Rows from a figure dataset
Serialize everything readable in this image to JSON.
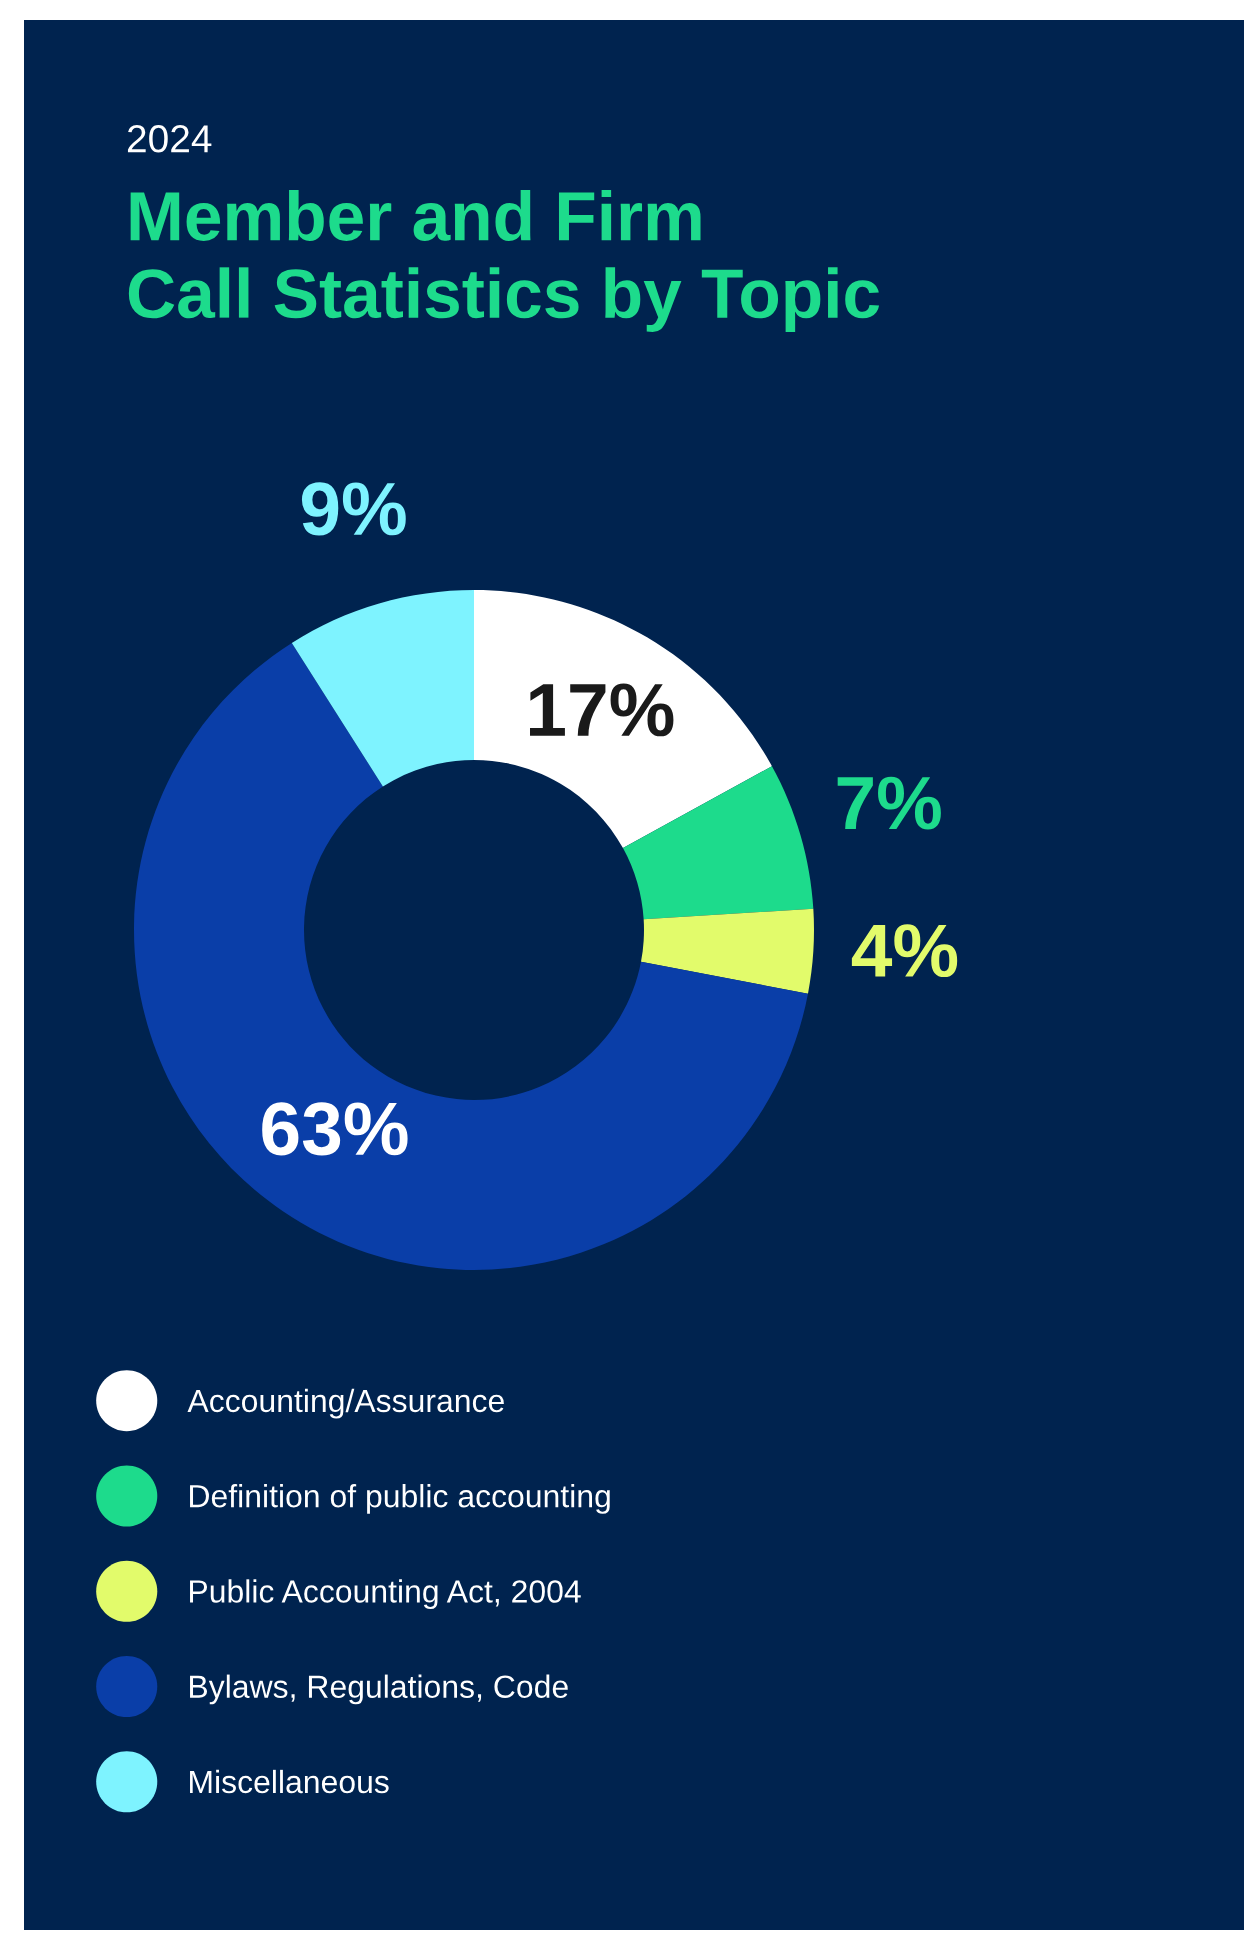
{
  "chart_data": {
    "type": "donut",
    "subtitle": "2024",
    "title": "Member and Firm\nCall Statistics by Topic",
    "categories": [
      "Accounting/Assurance",
      "Definition of public accounting",
      "Public Accounting Act, 2004",
      "Bylaws, Regulations, Code",
      "Miscellaneous"
    ],
    "values": [
      17,
      7,
      4,
      63,
      9
    ],
    "colors": [
      "#ffffff",
      "#1ddb8c",
      "#e2fb6b",
      "#0a3ea8",
      "#7ef3ff"
    ],
    "value_labels": [
      "17%",
      "7%",
      "4%",
      "63%",
      "9%"
    ],
    "legend": "bottom"
  }
}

Goal of the exercise:
Print each record exactly as it stands, leaving the images out.

The result:
Serialize everything readable in this image to JSON.
{
  "chart_data": {
    "type": "donut",
    "subtitle": "2024",
    "title": "Member and Firm\nCall Statistics by Topic",
    "categories": [
      "Accounting/Assurance",
      "Definition of public accounting",
      "Public Accounting Act, 2004",
      "Bylaws, Regulations, Code",
      "Miscellaneous"
    ],
    "values": [
      17,
      7,
      4,
      63,
      9
    ],
    "colors": [
      "#ffffff",
      "#1ddb8c",
      "#e2fb6b",
      "#0a3ea8",
      "#7ef3ff"
    ],
    "value_labels": [
      "17%",
      "7%",
      "4%",
      "63%",
      "9%"
    ],
    "legend": "bottom"
  }
}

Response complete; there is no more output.